*What is needed*. Lines that contain the string "Безопасность" are to be copied; leave out all others.

*Records to use*.
------------------------------------------------------------------------
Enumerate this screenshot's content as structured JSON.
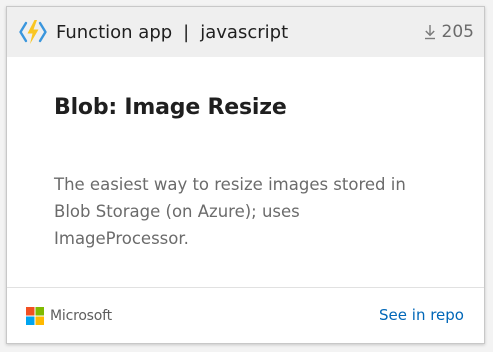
{
  "card": {
    "header": {
      "icon": "azure-functions-icon",
      "app_type": "Function app",
      "separator": "|",
      "language": "javascript",
      "download_icon": "download-arrow-icon",
      "downloads": "205"
    },
    "title": "Blob: Image Resize",
    "description_lines": [
      "The easiest way to resize images stored in",
      "Blob Storage (on Azure); uses",
      "ImageProcessor."
    ],
    "footer": {
      "publisher_logo": "microsoft-logo",
      "publisher": "Microsoft",
      "repo_link": "See in repo"
    },
    "colors": {
      "link": "#0067b8",
      "header_bg": "#efefef",
      "bolt": "#f9c623",
      "brackets": "#3a96dd"
    }
  }
}
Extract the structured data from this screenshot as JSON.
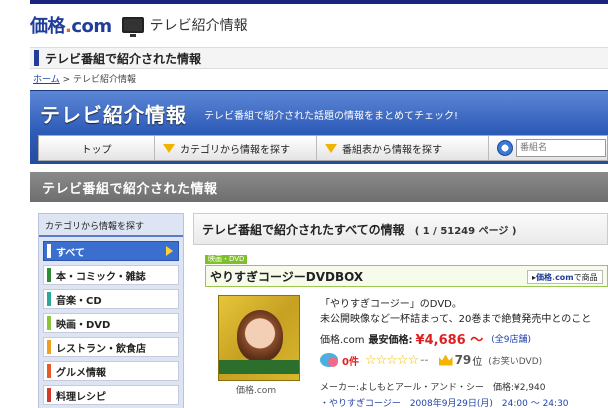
{
  "header": {
    "logo_main": "価格",
    "logo_dot": ".",
    "logo_tld": "com",
    "title": "テレビ紹介情報"
  },
  "section_title": "テレビ番組で紹介された情報",
  "breadcrumb": {
    "home": "ホーム",
    "separator": ">",
    "current": "テレビ紹介情報"
  },
  "banner": {
    "title": "テレビ紹介情報",
    "subtitle": "テレビ番組で紹介された話題の情報をまとめてチェック!"
  },
  "nav": {
    "top": "トップ",
    "category": "カテゴリから情報を探す",
    "tv_schedule": "番組表から情報を探す",
    "search_placeholder": "番組名"
  },
  "gray_band_title": "テレビ番組で紹介された情報",
  "sidebar": {
    "heading": "カテゴリから情報を探す",
    "items": [
      {
        "label": "すべて",
        "color": "#ffffff"
      },
      {
        "label": "本・コミック・雑誌",
        "color": "#2e8b3a"
      },
      {
        "label": "音楽・CD",
        "color": "#2aa89a"
      },
      {
        "label": "映画・DVD",
        "color": "#8cc43a"
      },
      {
        "label": "レストラン・飲食店",
        "color": "#f0a020"
      },
      {
        "label": "グルメ情報",
        "color": "#e85a2a"
      },
      {
        "label": "料理レシピ",
        "color": "#d23a2a"
      }
    ]
  },
  "main": {
    "heading": "テレビ番組で紹介されたすべての情報",
    "paging": "( 1 / 51249 ページ )",
    "product": {
      "genre": "映画・DVD",
      "title": "やりすぎコージーDVDBOX",
      "kakaku_link_logo_main": "価格",
      "kakaku_link_logo_dot": ".",
      "kakaku_link_logo_tld": "com",
      "kakaku_link_text": "で商品",
      "image_caption": "価格.com",
      "desc_line1": "「やりすぎコージー」のDVD。",
      "desc_line2": "未公開映像など一杯詰まって、20巻まで絶賛発売中とのこと",
      "price_site": "価格.com",
      "price_label": "最安価格:",
      "price": "¥4,686 〜",
      "shops": "(全9店舗)",
      "review_count": "0件",
      "stars": "☆☆☆☆☆",
      "rating": "--",
      "rank": "79",
      "rank_suffix": "位",
      "rank_category": "(お笑いDVD)",
      "maker": "メーカー:よしもとアール・アンド・シー　価格:¥2,940",
      "date_line": "・やりすぎコージー　2008年9月29日(月)　24:00 ～ 24:30"
    }
  }
}
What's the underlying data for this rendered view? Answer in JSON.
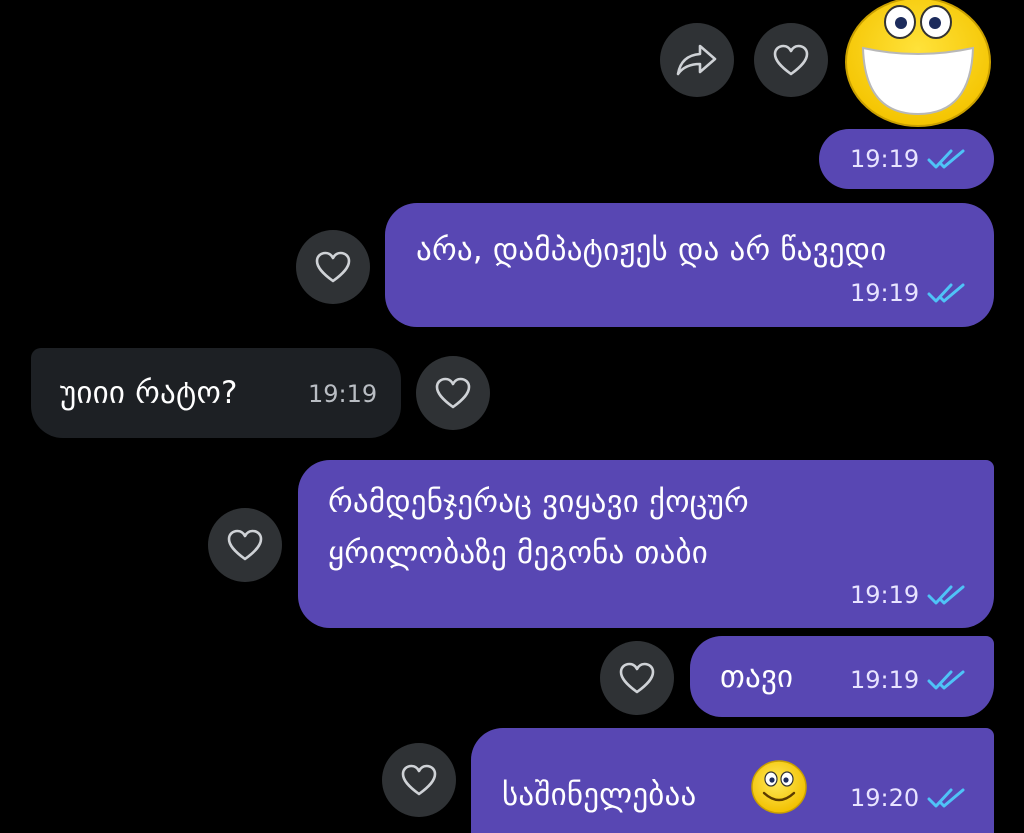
{
  "colors": {
    "background": "#000000",
    "outgoing_bubble": "#5847b3",
    "incoming_bubble": "#1d2024",
    "action_circle": "#2f3235",
    "read_ticks": "#4fc3f7"
  },
  "icons": {
    "forward": "forward-icon",
    "like": "heart-icon",
    "read": "double-check-icon",
    "sticker": "laughing-smiley-sticker",
    "emoji": "smiley-emoji"
  },
  "messages": [
    {
      "direction": "outgoing",
      "type": "sticker",
      "time": "19:19",
      "status": "read"
    },
    {
      "direction": "outgoing",
      "text": "არა, დამპატიჟეს და არ წავედი",
      "time": "19:19",
      "status": "read"
    },
    {
      "direction": "incoming",
      "text": "უიიი რატო?",
      "time": "19:19"
    },
    {
      "direction": "outgoing",
      "lines": [
        "რამდენჯერაც ვიყავი ქოცურ",
        "ყრილობაზე მეგონა თაბი"
      ],
      "time": "19:19",
      "status": "read"
    },
    {
      "direction": "outgoing",
      "text": "თავი",
      "time": "19:19",
      "status": "read"
    },
    {
      "direction": "outgoing",
      "text": "საშინელებაა",
      "emoji": "smiley",
      "time": "19:20",
      "status": "read"
    }
  ]
}
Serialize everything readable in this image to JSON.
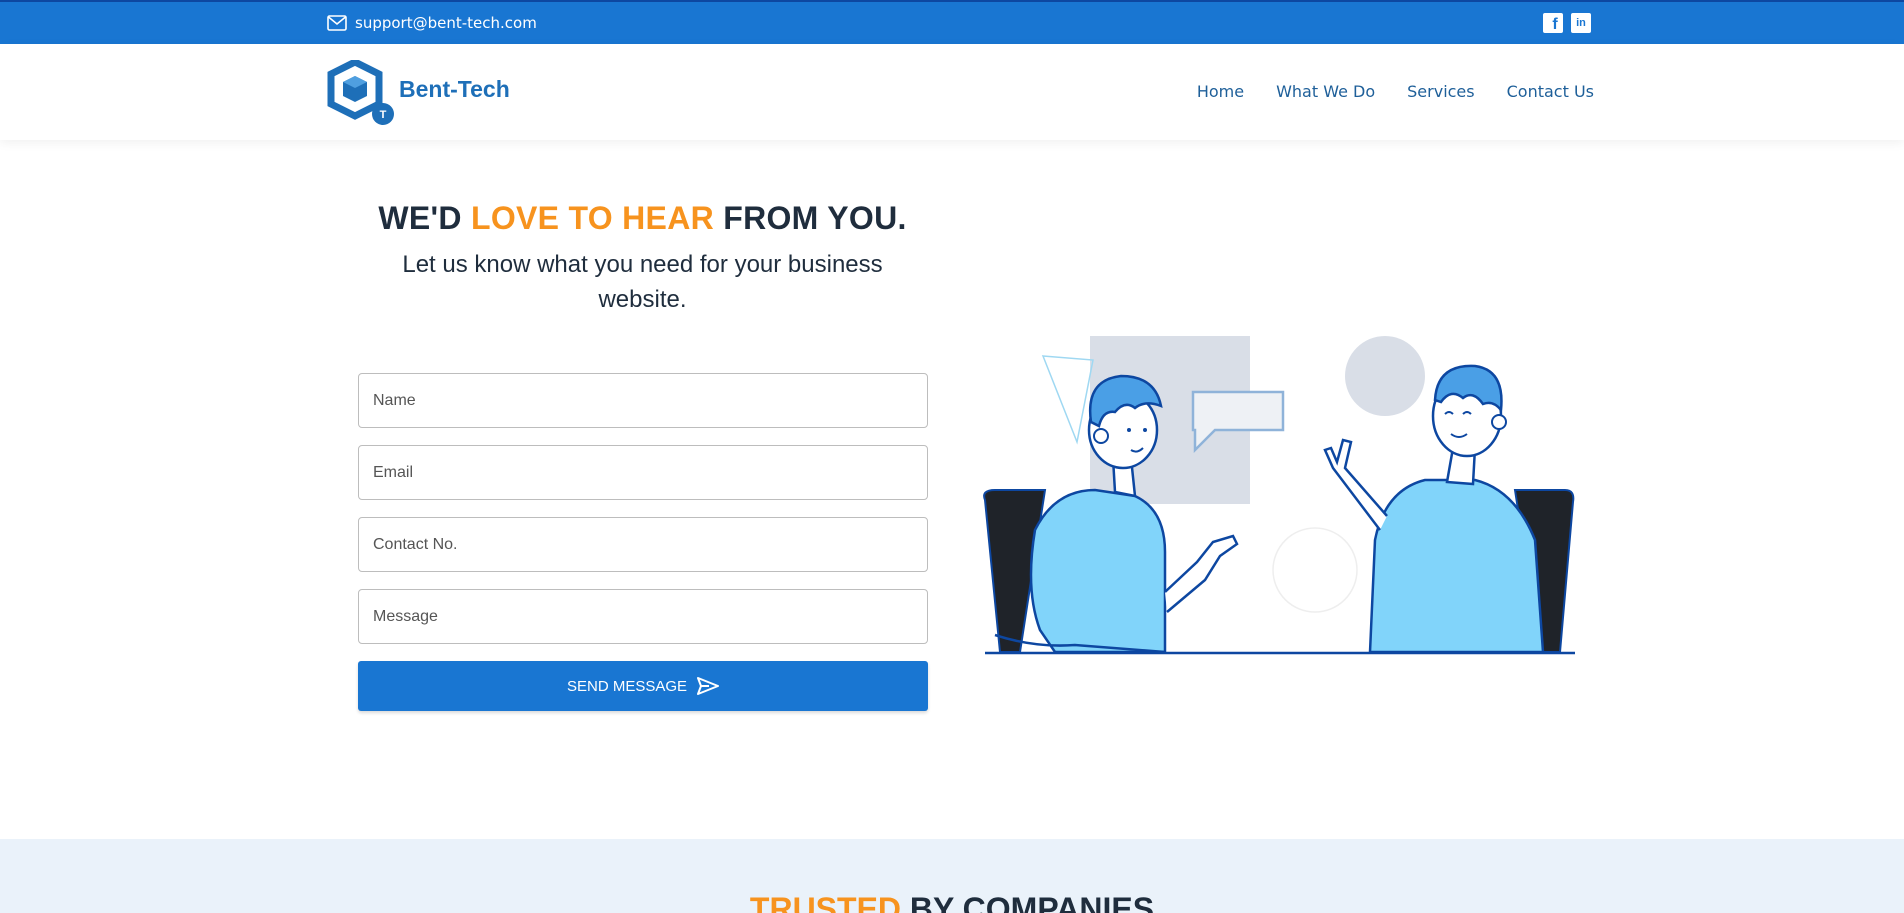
{
  "topbar": {
    "email": "support@bent-tech.com",
    "social": [
      {
        "name": "facebook-icon",
        "glyph": "f"
      },
      {
        "name": "linkedin-icon",
        "glyph": "in"
      }
    ]
  },
  "brand": {
    "name": "Bent-Tech",
    "primary_color": "#1976d2",
    "accent_color": "#f7931e"
  },
  "nav": {
    "items": [
      {
        "label": "Home"
      },
      {
        "label": "What We Do"
      },
      {
        "label": "Services"
      },
      {
        "label": "Contact Us"
      }
    ]
  },
  "hero": {
    "title_part1": "WE'D ",
    "title_accent": "LOVE TO HEAR",
    "title_part2": " FROM YOU.",
    "subtitle": "Let us know what you need for your business website."
  },
  "form": {
    "name_placeholder": "Name",
    "email_placeholder": "Email",
    "contact_placeholder": "Contact No.",
    "message_placeholder": "Message",
    "submit_label": "SEND MESSAGE"
  },
  "trusted": {
    "title_accent": "TRUSTED",
    "title_rest": " BY COMPANIES"
  }
}
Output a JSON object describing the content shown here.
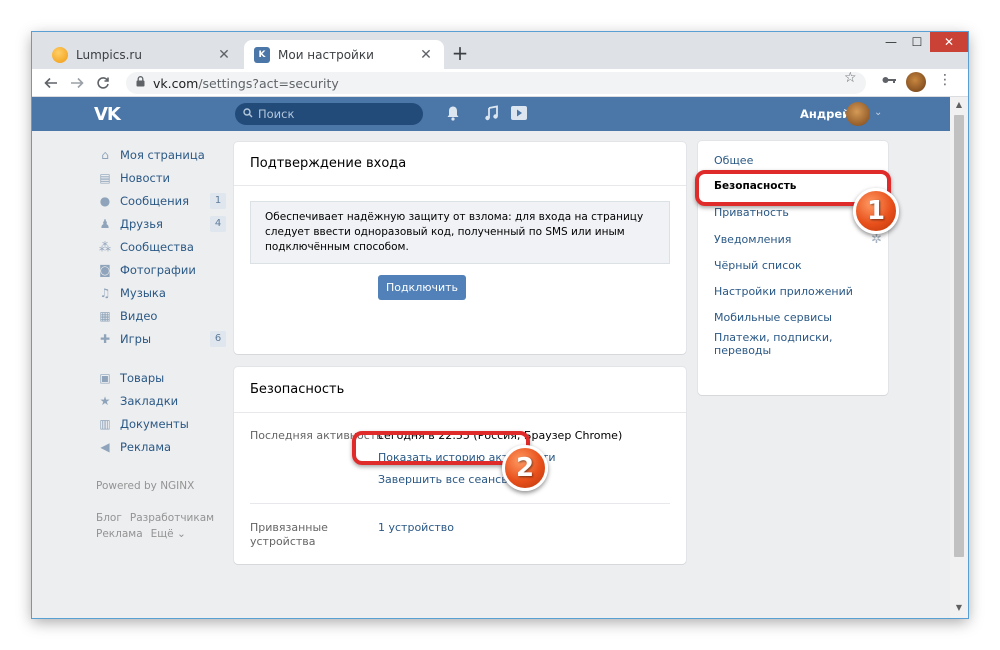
{
  "browser": {
    "tabs": [
      {
        "label": "Lumpics.ru",
        "icon": "lumpics-favicon"
      },
      {
        "label": "Мои настройки",
        "icon": "vk-favicon"
      }
    ],
    "tab_close": "✕",
    "new_tab": "+",
    "url_host": "vk.com",
    "url_path": "/settings?act=security",
    "window_controls": {
      "minimize": "—",
      "maximize": "☐",
      "close": "✕"
    }
  },
  "header": {
    "logo": "VK",
    "search_placeholder": "Поиск",
    "user_name": "Андрей",
    "brand_color": "#4a76a8"
  },
  "left_menu": {
    "items": [
      {
        "label": "Моя страница",
        "icon": "home-icon"
      },
      {
        "label": "Новости",
        "icon": "news-icon"
      },
      {
        "label": "Сообщения",
        "icon": "messages-icon",
        "count": "1"
      },
      {
        "label": "Друзья",
        "icon": "friends-icon",
        "count": "4"
      },
      {
        "label": "Сообщества",
        "icon": "communities-icon"
      },
      {
        "label": "Фотографии",
        "icon": "photos-icon"
      },
      {
        "label": "Музыка",
        "icon": "music-icon"
      },
      {
        "label": "Видео",
        "icon": "video-icon"
      },
      {
        "label": "Игры",
        "icon": "games-icon",
        "count": "6"
      },
      {
        "label": "Товары",
        "icon": "goods-icon"
      },
      {
        "label": "Закладки",
        "icon": "bookmarks-icon"
      },
      {
        "label": "Документы",
        "icon": "documents-icon"
      },
      {
        "label": "Реклама",
        "icon": "ads-icon"
      }
    ],
    "powered_by": "Powered by NGINX",
    "footer": {
      "blog": "Блог",
      "developers": "Разработчикам",
      "ads": "Реклама",
      "more": "Ещё"
    }
  },
  "login_confirm": {
    "title": "Подтверждение входа",
    "notice": "Обеспечивает надёжную защиту от взлома: для входа на страницу следует ввести одноразовый код, полученный по SMS или иным подключённым способом.",
    "button": "Подключить"
  },
  "security": {
    "title": "Безопасность",
    "last_activity_label": "Последняя активность",
    "last_activity_value": "сегодня в 22:55 (Россия, Браузер Chrome)",
    "show_history": "Показать историю активности",
    "end_sessions": "Завершить все сеансы",
    "devices_label": "Привязанные устройства",
    "devices_value": "1 устройство"
  },
  "right_menu": {
    "items": [
      {
        "label": "Общее",
        "active": false
      },
      {
        "label": "Безопасность",
        "active": true
      },
      {
        "label": "Приватность",
        "active": false
      },
      {
        "label": "Уведомления",
        "active": false
      },
      {
        "label": "Чёрный список",
        "active": false
      },
      {
        "label": "Настройки приложений",
        "active": false
      },
      {
        "label": "Мобильные сервисы",
        "active": false
      },
      {
        "label": "Платежи, подписки, переводы",
        "active": false
      }
    ]
  },
  "annotations": {
    "badge1": "1",
    "badge2": "2",
    "color": "#e02b2b"
  }
}
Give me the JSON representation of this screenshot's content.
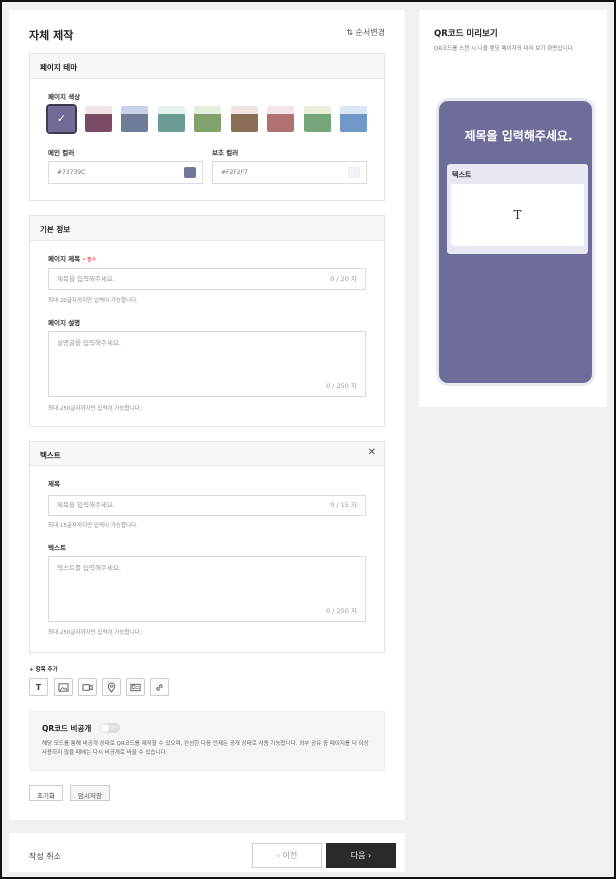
{
  "header": {
    "title": "자체 제작",
    "order_label": "⇅ 순서변경"
  },
  "theme": {
    "title": "페이지 테마",
    "color_label": "페이지 색상",
    "selected_check": "✓",
    "swatches": [
      {
        "top": "#6f6d98",
        "bottom": "#6f6d98",
        "selected": true
      },
      {
        "top": "#f1e4e8",
        "bottom": "#7b4b63"
      },
      {
        "top": "#c8d2e8",
        "bottom": "#6f7d99"
      },
      {
        "top": "#e4f1ee",
        "bottom": "#6b9c93"
      },
      {
        "top": "#e5efe0",
        "bottom": "#83a16c"
      },
      {
        "top": "#f0e4e2",
        "bottom": "#8a6f56"
      },
      {
        "top": "#f6e5e6",
        "bottom": "#b07271"
      },
      {
        "top": "#e9efd8",
        "bottom": "#75a77a"
      },
      {
        "top": "#d9e6f3",
        "bottom": "#6f98c9"
      }
    ],
    "main_color_label": "메인 컬러",
    "main_color_value": "#73739C",
    "main_color_hex": "#73739C",
    "sub_color_label": "보조 컬러",
    "sub_color_value": "#F2F2F7",
    "sub_color_hex": "#F2F2F7"
  },
  "basic": {
    "title": "기본 정보",
    "page_title_label": "페이지 제목",
    "required": "• 필수",
    "page_title_placeholder": "제목을 입력해주세요.",
    "page_title_count": "0 / 20 자",
    "page_title_help": "최대 20글자까지만 입력이 가능합니다.",
    "desc_label": "페이지 설명",
    "desc_placeholder": "설명글을 입력해주세요.",
    "desc_count": "0 / 250 자",
    "desc_help": "최대 250글자까지만 입력이 가능합니다."
  },
  "text_block": {
    "title": "텍스트",
    "close": "✕",
    "title_label": "제목",
    "title_placeholder": "제목을 입력해주세요.",
    "title_count": "0 / 15 자",
    "title_help": "최대 15글자까지만 입력이 가능합니다.",
    "text_label": "텍스트",
    "text_placeholder": "텍스트를 입력해주세요.",
    "text_count": "0 / 250 자",
    "text_help": "최대 250글자까지만 입력이 가능합니다."
  },
  "add_item": {
    "label": "+ 항목 추가",
    "text_tool": "T",
    "tools": [
      "text-tool-icon",
      "image-icon",
      "video-icon",
      "location-pin-icon",
      "card-icon",
      "link-icon"
    ]
  },
  "qr_private": {
    "title": "QR코드 비공개",
    "toggle_text": "OFF",
    "description": "해당 모드를 통해 비공개 상태로 QR코드를 제작할 수 있으며, 완성한 다음 언제든 공개 상태로 사용 가능합니다. 외부 공유 중 페이지를 더 이상 사용하지 않을 때에는 다시 비공개로 바꿀 수 있습니다."
  },
  "actions": {
    "reset": "초기화",
    "temp_save": "임시저장"
  },
  "preview": {
    "title": "QR코드 미리보기",
    "description": "QR코드를 스캔 시 나올 랜딩 페이지의 미리 보기 화면입니다.",
    "phone_title": "제목을 입력해주세요.",
    "card_label": "텍스트",
    "card_icon": "T"
  },
  "footer": {
    "cancel": "작성 취소",
    "prev": "‹  이전",
    "next": "다음  ›"
  }
}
------------------------------------------------------------------------
*Result for this exercise*.
    "title": "Безопасность",
        "label": "Безопасность",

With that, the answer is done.